Available records
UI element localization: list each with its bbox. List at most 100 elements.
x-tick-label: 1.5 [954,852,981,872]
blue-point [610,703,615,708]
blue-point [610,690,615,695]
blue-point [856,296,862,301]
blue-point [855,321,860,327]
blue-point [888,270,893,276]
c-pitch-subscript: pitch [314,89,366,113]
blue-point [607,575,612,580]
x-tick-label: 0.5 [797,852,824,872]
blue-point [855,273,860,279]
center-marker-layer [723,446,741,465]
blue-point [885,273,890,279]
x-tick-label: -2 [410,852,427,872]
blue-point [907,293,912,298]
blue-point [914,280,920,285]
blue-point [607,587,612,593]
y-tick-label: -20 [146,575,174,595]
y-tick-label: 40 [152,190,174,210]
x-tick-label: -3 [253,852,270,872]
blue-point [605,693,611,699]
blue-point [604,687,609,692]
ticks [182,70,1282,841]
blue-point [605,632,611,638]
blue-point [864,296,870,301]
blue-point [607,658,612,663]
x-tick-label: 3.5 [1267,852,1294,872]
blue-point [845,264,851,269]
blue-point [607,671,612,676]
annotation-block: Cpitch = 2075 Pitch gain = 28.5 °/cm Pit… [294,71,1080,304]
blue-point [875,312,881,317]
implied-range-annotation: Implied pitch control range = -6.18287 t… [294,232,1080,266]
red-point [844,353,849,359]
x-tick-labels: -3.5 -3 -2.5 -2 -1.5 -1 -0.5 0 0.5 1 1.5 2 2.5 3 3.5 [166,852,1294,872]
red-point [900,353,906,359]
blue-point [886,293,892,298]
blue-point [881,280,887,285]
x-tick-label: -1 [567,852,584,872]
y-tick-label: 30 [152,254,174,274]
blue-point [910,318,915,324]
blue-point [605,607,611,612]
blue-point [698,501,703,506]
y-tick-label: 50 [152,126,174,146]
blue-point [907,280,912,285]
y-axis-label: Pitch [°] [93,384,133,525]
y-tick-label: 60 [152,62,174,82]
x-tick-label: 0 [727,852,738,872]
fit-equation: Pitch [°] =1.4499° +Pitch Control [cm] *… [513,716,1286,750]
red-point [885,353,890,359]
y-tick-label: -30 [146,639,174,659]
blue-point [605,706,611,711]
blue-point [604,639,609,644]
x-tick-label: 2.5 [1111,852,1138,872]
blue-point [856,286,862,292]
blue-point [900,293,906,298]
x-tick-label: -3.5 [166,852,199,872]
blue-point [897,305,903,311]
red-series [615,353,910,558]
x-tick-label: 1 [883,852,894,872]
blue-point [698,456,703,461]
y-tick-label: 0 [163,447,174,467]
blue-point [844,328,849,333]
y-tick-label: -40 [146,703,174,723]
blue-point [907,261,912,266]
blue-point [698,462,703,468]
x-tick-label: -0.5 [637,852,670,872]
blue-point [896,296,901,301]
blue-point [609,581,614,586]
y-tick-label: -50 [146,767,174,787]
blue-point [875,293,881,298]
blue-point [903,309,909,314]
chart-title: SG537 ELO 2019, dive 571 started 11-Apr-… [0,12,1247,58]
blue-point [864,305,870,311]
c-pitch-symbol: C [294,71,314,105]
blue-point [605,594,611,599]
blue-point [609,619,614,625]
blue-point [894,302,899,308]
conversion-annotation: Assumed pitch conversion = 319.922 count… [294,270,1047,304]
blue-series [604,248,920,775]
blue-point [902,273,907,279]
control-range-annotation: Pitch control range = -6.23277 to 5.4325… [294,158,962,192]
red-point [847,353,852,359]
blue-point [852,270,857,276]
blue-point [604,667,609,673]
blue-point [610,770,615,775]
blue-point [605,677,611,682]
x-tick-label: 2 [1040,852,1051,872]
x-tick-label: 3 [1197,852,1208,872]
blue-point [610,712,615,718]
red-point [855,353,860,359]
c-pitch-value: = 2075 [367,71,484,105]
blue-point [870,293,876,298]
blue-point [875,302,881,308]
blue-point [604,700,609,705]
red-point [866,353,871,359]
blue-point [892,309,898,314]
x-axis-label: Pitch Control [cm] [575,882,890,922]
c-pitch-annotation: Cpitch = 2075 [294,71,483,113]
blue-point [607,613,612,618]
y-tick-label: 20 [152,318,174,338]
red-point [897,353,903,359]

What you will do
Rewrite the listing above so that each "blue-point" becomes "blue-marker", with every other character left as it is.

Response
UI element localization: list each with its bbox. List at most 100 elements.
x-tick-label: 1.5 [954,852,981,872]
blue-marker [610,703,615,708]
blue-marker [610,690,615,695]
blue-marker [856,296,862,301]
blue-marker [855,321,860,327]
blue-marker [888,270,893,276]
c-pitch-subscript: pitch [314,89,366,113]
blue-marker [607,575,612,580]
x-tick-label: 0.5 [797,852,824,872]
blue-marker [855,273,860,279]
center-marker-layer [723,446,741,465]
blue-marker [885,273,890,279]
x-tick-label: -2 [410,852,427,872]
blue-marker [907,293,912,298]
blue-marker [914,280,920,285]
blue-marker [607,587,612,593]
y-tick-label: -20 [146,575,174,595]
y-tick-label: 40 [152,190,174,210]
x-tick-label: -3 [253,852,270,872]
blue-marker [605,693,611,699]
blue-marker [604,687,609,692]
ticks [182,70,1282,841]
blue-marker [605,632,611,638]
blue-marker [864,296,870,301]
blue-marker [607,658,612,663]
x-tick-label: 3.5 [1267,852,1294,872]
blue-marker [845,264,851,269]
blue-marker [607,671,612,676]
annotation-block: Cpitch = 2075 Pitch gain = 28.5 °/cm Pit… [294,71,1080,304]
blue-marker [875,312,881,317]
implied-range-annotation: Implied pitch control range = -6.18287 t… [294,232,1080,266]
red-point [844,353,849,359]
x-tick-labels: -3.5 -3 -2.5 -2 -1.5 -1 -0.5 0 0.5 1 1.5 2 2.5 3 3.5 [166,852,1294,872]
red-point [900,353,906,359]
blue-marker [886,293,892,298]
blue-marker [881,280,887,285]
x-tick-label: -1 [567,852,584,872]
y-tick-label: 30 [152,254,174,274]
blue-marker [910,318,915,324]
blue-marker [605,607,611,612]
blue-marker [698,501,703,506]
y-tick-label: 50 [152,126,174,146]
blue-marker [907,280,912,285]
y-axis-label: Pitch [°] [93,384,133,525]
y-tick-label: 60 [152,62,174,82]
x-tick-label: 0 [727,852,738,872]
fit-equation: Pitch [°] =1.4499° +Pitch Control [cm] *… [513,716,1286,750]
red-point [885,353,890,359]
y-tick-label: -30 [146,639,174,659]
blue-marker [605,706,611,711]
blue-marker [604,639,609,644]
x-tick-label: 2.5 [1111,852,1138,872]
blue-marker [856,286,862,292]
blue-marker [900,293,906,298]
x-tick-label: -3.5 [166,852,199,872]
blue-marker [897,305,903,311]
red-series [615,353,910,558]
x-tick-label: 1 [883,852,894,872]
blue-marker [698,456,703,461]
y-tick-label: 0 [163,447,174,467]
blue-marker [844,328,849,333]
y-tick-label: -40 [146,703,174,723]
blue-marker [907,261,912,266]
blue-marker [698,462,703,468]
x-tick-label: -0.5 [637,852,670,872]
blue-marker [896,296,901,301]
blue-marker [609,581,614,586]
y-tick-label: -50 [146,767,174,787]
blue-marker [875,293,881,298]
blue-marker [903,309,909,314]
chart-title: SG537 ELO 2019, dive 571 started 11-Apr-… [0,12,1247,58]
blue-marker [864,305,870,311]
c-pitch-symbol: C [294,71,314,105]
blue-marker [605,594,611,599]
blue-marker [609,619,614,625]
blue-marker [894,302,899,308]
conversion-annotation: Assumed pitch conversion = 319.922 count… [294,270,1047,304]
blue-series [604,248,920,775]
blue-marker [902,273,907,279]
control-range-annotation: Pitch control range = -6.23277 to 5.4325… [294,158,962,192]
red-point [847,353,852,359]
blue-marker [852,270,857,276]
blue-marker [604,667,609,673]
blue-marker [610,770,615,775]
blue-marker [605,677,611,682]
x-tick-label: 2 [1040,852,1051,872]
x-tick-label: 3 [1197,852,1208,872]
blue-marker [610,712,615,718]
red-point [855,353,860,359]
c-pitch-value: = 2075 [367,71,484,105]
blue-marker [870,293,876,298]
blue-marker [875,302,881,308]
blue-marker [604,700,609,705]
red-point [866,353,871,359]
blue-marker [892,309,898,314]
x-axis-label: Pitch Control [cm] [575,882,890,922]
c-pitch-annotation: Cpitch = 2075 [294,71,483,113]
blue-marker [607,613,612,618]
y-tick-label: 20 [152,318,174,338]
red-point [897,353,903,359]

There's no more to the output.